* REQUIREMENT *
Copy out the passage below on Mackenzie King and the internment of Japanese Canadians word for word, then move on to the data.

* EXCERPTED PASSAGE *

● ● ●

Following the Great Depression and with another impending World War, Prime Minister William Lyon Mackenzie King was left in a position whereby he had to consider the economic, political, and social influences these minority groups had on Canadians, and act accordingly in order to maintain a unified nation. King’s desire to cater to public opinion often left him conflicted. His personal feelings are reflected in his diaries which were published at the end of the 20th century. Through his diaries, it becomes evident that King was quite sympathetic towards Japanese Canadians but did not want to risk a national unity crisis. As a result, King, guided by his cabinet members and the general attitudes towards these groups, made decisions that are considered to be racist and xenophobic, ultimately having a negative impact on his political legacy. The internment of Japanese people in Canada reveals the conceptions that many had about race during a key period in Canadian nation building.
Major changes in the Canadian immigration policies were facilitated by economic interests such as land development opportunities, railway constructors, and other capital interests. When considering potential migrants, economic development was the primary goal of the government. In 1877, Japanese immigration to Canada began,and by 1931, Canada’s Japanese population totaled around 20,000 people who mostly settled in British Columbia. Although Japanese people did not have the right to vote and were banned from several professions such as law and pharmacy, they became farmers, fishers, miners, store owners, and more.However, as the Japanese community began to grow in Canada, they were met with hostility and in some cases, violence.

● ● ●

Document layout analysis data

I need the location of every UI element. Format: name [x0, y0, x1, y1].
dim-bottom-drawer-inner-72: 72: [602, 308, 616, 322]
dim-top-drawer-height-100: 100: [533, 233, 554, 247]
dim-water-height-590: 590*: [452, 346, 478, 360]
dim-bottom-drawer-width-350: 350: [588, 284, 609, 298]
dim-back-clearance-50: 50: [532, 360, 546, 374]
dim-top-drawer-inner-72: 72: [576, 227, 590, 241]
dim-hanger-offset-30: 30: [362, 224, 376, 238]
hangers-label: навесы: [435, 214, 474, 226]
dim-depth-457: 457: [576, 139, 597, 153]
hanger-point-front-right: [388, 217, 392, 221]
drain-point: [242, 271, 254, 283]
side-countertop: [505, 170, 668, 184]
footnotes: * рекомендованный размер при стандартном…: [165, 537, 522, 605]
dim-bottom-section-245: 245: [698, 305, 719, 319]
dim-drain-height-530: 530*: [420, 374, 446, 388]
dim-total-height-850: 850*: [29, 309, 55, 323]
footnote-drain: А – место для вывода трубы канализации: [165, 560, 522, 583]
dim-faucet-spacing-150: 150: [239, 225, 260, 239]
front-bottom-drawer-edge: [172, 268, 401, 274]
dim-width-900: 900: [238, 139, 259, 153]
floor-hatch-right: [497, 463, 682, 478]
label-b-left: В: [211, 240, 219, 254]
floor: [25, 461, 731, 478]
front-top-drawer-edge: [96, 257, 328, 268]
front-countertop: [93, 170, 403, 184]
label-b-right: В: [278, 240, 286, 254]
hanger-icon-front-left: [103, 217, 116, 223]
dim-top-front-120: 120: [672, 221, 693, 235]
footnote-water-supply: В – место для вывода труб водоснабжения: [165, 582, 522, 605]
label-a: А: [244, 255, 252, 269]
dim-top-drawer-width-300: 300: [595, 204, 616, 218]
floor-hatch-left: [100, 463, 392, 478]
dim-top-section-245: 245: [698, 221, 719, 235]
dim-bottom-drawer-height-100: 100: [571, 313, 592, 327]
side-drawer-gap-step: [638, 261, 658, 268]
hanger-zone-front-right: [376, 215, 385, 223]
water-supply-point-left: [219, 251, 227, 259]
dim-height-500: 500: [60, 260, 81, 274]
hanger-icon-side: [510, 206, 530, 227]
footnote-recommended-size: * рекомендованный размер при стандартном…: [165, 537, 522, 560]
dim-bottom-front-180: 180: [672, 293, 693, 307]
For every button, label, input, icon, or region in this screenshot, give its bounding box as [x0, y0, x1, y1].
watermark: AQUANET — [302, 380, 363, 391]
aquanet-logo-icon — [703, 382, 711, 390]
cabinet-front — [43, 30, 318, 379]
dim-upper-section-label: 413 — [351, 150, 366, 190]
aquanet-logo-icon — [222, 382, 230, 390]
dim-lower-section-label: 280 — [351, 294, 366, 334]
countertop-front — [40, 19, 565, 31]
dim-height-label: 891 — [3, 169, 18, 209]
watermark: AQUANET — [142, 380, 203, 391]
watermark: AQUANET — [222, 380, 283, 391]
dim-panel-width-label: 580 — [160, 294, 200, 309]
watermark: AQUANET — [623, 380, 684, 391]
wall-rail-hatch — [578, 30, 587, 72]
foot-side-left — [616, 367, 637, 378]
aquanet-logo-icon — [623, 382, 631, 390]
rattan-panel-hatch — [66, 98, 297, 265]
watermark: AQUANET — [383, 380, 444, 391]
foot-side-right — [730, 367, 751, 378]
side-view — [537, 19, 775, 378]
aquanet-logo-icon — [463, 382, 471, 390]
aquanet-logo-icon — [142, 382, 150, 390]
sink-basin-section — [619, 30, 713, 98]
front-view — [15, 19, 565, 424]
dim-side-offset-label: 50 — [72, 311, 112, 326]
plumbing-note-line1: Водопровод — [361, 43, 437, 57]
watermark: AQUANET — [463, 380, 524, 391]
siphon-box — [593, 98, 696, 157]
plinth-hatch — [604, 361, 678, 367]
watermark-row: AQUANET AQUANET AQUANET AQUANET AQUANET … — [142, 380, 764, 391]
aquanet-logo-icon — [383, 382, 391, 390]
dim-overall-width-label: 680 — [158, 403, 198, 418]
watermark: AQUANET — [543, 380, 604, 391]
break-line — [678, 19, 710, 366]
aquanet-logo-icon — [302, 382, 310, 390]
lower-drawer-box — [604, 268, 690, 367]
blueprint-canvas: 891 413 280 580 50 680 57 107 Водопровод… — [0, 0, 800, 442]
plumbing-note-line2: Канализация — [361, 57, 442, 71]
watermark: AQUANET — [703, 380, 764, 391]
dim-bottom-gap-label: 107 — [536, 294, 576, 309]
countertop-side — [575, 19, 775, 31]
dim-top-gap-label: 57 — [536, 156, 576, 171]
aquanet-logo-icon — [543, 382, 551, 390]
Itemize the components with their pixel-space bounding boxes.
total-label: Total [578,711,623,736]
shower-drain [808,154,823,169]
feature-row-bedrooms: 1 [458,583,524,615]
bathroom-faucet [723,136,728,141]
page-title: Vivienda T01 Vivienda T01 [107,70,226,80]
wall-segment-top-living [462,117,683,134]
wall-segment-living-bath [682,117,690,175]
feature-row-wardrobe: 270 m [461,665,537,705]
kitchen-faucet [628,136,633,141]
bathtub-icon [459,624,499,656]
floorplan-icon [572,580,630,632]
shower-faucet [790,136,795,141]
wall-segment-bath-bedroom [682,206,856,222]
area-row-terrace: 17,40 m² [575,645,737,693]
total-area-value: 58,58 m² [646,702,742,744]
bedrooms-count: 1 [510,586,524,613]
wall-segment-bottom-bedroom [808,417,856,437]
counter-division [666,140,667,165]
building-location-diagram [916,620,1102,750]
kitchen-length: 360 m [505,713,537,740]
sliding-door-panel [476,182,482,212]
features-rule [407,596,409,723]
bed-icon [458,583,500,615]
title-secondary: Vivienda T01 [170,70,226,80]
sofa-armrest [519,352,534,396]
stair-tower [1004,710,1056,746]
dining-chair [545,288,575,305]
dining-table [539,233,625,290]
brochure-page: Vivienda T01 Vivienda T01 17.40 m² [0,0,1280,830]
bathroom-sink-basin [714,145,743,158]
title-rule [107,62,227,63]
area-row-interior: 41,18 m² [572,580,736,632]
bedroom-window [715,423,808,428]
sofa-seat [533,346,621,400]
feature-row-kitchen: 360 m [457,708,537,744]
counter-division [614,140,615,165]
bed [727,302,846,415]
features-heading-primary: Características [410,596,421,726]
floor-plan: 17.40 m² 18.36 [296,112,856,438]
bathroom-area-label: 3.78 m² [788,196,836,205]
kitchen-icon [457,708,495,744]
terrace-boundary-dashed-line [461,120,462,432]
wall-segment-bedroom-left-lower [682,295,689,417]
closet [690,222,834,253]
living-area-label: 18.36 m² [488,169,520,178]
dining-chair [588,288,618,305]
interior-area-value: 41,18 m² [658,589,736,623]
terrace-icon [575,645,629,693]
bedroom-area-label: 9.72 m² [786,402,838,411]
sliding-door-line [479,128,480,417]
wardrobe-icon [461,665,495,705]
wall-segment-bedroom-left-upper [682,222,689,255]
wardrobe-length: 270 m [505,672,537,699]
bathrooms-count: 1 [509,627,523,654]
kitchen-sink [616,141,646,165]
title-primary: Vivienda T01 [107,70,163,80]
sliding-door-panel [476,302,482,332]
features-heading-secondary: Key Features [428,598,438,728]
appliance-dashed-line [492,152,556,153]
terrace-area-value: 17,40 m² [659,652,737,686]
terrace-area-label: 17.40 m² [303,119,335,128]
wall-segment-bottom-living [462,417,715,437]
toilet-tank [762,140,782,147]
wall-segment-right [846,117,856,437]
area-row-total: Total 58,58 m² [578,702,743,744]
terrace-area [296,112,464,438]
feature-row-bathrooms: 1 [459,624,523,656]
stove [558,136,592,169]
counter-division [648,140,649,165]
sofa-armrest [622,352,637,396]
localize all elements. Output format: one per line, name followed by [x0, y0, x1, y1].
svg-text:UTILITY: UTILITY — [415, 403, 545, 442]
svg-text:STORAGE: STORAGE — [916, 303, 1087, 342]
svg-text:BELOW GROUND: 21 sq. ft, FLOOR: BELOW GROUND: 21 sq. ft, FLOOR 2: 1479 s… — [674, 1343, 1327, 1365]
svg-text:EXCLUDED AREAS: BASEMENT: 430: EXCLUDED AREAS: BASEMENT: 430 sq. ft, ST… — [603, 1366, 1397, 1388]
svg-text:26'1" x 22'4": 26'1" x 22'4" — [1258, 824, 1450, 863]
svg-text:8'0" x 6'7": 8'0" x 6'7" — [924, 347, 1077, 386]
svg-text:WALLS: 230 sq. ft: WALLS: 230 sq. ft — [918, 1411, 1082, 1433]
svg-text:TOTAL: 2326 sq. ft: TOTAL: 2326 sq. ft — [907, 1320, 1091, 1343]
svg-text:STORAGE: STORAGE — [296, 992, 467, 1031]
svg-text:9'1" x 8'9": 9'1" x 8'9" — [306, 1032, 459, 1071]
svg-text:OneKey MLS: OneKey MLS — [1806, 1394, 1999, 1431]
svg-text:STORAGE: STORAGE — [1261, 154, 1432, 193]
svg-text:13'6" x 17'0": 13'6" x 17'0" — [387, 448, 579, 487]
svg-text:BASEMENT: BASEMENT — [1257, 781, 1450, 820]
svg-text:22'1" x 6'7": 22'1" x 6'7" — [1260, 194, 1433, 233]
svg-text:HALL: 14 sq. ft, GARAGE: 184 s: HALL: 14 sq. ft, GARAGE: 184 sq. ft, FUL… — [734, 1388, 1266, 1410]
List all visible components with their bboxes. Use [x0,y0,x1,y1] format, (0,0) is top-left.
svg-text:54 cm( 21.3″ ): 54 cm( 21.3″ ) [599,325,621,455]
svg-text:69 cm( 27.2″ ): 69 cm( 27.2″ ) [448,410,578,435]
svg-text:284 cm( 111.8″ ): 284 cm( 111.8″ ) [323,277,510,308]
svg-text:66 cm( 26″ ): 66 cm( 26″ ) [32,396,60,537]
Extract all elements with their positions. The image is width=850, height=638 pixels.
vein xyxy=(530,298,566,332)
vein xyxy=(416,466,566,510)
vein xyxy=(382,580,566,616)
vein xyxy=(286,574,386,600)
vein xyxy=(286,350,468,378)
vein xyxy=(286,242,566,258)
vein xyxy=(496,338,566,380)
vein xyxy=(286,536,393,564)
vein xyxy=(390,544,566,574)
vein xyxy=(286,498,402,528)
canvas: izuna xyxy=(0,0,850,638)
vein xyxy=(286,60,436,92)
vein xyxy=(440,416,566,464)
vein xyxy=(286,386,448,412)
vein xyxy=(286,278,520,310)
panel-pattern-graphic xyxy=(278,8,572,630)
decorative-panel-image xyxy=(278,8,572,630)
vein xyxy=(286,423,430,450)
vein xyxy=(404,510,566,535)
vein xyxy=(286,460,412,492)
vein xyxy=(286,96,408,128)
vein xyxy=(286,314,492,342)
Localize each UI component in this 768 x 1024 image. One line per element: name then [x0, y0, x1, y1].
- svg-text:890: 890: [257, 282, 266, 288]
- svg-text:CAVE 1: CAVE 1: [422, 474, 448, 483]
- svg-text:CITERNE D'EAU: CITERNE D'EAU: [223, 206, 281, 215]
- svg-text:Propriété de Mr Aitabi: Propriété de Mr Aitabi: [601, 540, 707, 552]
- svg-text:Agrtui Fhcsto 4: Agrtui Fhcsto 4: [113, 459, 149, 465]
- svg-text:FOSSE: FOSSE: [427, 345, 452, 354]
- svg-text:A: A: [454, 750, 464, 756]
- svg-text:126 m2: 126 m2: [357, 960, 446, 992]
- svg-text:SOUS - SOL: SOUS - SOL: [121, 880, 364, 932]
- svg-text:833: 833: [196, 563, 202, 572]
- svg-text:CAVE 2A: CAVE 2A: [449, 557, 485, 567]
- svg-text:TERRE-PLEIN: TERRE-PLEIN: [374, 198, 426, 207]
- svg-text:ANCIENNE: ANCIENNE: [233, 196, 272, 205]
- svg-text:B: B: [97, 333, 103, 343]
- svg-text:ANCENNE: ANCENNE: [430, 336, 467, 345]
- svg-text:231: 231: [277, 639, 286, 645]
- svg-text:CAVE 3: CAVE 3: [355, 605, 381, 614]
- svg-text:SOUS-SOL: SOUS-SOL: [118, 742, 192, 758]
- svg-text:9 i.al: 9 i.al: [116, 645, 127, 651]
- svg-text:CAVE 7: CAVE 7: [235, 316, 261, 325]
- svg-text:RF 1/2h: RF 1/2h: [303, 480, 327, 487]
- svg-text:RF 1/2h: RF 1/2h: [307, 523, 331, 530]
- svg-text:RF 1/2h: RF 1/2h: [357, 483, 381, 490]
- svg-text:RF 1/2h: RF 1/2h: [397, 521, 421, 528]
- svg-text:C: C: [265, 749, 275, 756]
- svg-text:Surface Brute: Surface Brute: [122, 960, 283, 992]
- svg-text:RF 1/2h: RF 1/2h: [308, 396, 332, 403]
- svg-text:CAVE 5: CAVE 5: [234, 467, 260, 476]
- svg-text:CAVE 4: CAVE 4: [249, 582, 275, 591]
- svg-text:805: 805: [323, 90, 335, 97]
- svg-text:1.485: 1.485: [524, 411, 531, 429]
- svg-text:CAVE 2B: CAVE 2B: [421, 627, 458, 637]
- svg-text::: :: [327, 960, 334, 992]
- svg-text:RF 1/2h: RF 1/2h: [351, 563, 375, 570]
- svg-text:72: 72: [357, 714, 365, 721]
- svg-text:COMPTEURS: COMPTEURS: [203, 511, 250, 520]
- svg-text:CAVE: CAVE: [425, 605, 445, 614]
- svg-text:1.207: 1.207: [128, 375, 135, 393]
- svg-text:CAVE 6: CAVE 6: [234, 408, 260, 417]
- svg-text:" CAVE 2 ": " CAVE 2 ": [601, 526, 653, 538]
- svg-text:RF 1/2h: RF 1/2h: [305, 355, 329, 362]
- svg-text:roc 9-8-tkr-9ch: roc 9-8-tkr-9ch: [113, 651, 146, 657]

● ● ●

* SOLUTION FOR THIS PROBLEM *
Following the Great Depression and with another impending World War, Prime Minister William Lyon Mackenzie King was left in a position whereby he had to consider the economic, political, and social influences these minority groups had on Canadians, and act accordingly in order to maintain a unified nation. King’s desire to cater to public opinion often left him conflicted. His personal feelings are reflected in his diaries which were published at the end of the 20th century. Through his diaries, it becomes evident that King was quite sympathetic towards Japanese Canadians but did not want to risk a national unity crisis. As a result, King, guided by his cabinet members and the general attitudes towards these groups, made decisions that are considered to be racist and xenophobic, ultimately having a negative impact on his political legacy. The internment of Japanese people in Canada reveals the conceptions that many had about race during a key period in Canadian nation building.
Major changes in the Canadian immigration policies were facilitated by economic interests such as land development opportunities, railway constructors, and other capital interests. When considering potential migrants, economic development was the primary goal of the government. In 1877, Japanese immigration to Canada began,and by 1931, Canada’s Japanese population totaled around 20,000 people who mostly settled in British Columbia. Although Japanese people did not have the right to vote and were banned from several professions such as law and pharmacy, they became farmers, fishers, miners, store owners, and more.However, as the Japanese community began to grow in Canada, they were met with hostility and in some cases, violence.